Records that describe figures
※

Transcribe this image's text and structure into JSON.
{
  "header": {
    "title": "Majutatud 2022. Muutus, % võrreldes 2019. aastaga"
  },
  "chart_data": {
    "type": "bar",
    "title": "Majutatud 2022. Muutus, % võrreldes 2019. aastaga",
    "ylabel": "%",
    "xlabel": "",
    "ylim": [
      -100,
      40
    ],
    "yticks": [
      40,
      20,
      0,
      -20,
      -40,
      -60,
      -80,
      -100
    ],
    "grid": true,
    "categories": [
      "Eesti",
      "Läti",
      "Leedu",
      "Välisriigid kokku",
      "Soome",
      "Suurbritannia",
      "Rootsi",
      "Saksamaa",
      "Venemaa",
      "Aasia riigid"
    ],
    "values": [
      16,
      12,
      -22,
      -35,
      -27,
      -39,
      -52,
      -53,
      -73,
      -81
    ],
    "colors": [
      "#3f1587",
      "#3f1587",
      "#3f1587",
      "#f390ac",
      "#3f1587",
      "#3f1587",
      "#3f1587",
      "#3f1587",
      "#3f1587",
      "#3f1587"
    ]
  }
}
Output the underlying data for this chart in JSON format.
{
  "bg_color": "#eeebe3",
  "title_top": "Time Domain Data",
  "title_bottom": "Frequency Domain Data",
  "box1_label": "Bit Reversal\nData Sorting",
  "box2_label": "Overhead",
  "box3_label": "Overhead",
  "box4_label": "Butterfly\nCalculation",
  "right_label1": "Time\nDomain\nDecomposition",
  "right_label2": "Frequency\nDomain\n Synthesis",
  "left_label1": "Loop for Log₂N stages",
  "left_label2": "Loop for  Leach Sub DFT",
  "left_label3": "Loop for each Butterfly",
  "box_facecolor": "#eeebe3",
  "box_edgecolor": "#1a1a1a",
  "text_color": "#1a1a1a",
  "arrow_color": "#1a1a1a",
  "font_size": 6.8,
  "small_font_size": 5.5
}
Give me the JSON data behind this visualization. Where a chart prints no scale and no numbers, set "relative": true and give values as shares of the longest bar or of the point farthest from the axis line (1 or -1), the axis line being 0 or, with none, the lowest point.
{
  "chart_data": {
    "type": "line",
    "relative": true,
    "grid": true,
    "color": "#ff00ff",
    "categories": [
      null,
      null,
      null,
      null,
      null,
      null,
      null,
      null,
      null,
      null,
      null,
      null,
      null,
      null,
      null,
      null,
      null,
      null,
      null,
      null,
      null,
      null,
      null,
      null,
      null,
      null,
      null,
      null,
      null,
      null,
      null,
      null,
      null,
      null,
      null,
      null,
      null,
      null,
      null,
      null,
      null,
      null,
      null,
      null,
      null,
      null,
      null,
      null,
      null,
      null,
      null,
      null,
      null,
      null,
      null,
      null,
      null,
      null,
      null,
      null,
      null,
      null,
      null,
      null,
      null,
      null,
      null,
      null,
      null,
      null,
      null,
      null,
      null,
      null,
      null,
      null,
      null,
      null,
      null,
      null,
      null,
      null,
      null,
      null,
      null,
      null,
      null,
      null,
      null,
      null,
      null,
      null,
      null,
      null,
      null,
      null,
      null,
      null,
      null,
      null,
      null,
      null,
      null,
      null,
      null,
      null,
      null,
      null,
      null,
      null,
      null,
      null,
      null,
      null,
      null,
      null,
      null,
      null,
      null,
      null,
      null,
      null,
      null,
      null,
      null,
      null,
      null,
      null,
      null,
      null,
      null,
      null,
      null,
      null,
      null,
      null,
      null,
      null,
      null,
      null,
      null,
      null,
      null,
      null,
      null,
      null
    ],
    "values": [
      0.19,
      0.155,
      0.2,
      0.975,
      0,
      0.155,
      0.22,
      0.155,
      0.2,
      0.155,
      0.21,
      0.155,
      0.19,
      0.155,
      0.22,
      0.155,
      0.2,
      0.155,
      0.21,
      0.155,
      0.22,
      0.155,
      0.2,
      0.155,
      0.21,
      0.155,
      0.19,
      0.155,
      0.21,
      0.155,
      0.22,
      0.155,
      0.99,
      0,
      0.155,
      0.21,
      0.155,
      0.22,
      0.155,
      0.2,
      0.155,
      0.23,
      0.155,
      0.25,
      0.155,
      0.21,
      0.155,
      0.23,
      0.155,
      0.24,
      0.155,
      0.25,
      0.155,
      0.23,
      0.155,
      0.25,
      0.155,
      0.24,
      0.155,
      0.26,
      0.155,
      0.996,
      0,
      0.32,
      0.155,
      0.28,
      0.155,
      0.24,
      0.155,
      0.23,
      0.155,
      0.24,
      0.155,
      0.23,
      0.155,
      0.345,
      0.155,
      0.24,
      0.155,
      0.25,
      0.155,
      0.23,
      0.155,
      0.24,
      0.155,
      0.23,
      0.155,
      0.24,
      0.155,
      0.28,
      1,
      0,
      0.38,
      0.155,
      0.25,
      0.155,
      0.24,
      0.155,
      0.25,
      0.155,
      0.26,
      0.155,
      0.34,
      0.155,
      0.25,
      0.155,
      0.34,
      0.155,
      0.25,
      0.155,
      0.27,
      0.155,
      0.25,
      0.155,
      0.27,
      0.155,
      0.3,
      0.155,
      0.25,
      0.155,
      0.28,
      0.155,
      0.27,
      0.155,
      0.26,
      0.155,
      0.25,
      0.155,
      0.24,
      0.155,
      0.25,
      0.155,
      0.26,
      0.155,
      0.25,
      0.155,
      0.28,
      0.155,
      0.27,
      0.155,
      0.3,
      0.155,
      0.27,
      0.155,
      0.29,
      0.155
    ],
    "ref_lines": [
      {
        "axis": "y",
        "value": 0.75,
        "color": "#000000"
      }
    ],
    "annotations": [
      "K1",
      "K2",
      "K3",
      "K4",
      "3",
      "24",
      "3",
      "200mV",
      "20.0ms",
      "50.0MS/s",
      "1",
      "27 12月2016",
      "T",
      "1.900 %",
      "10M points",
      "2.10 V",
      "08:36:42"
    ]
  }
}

※

EXERCISE INSTRUCTIONS
In the records above, find each line with the word "JSON" and copy it.

WRITTEN ANSWER
Transcribe this image's text and structure into JSON.
Output the underlying data for this chart in JSON format.
Give me the JSON data behind this visualization. Where a chart prints no scale and no numbers, set "relative": true and give values as shares of the longest bar or of the point farthest from the axis line (1 or -1), the axis line being 0 or, with none, the lowest point.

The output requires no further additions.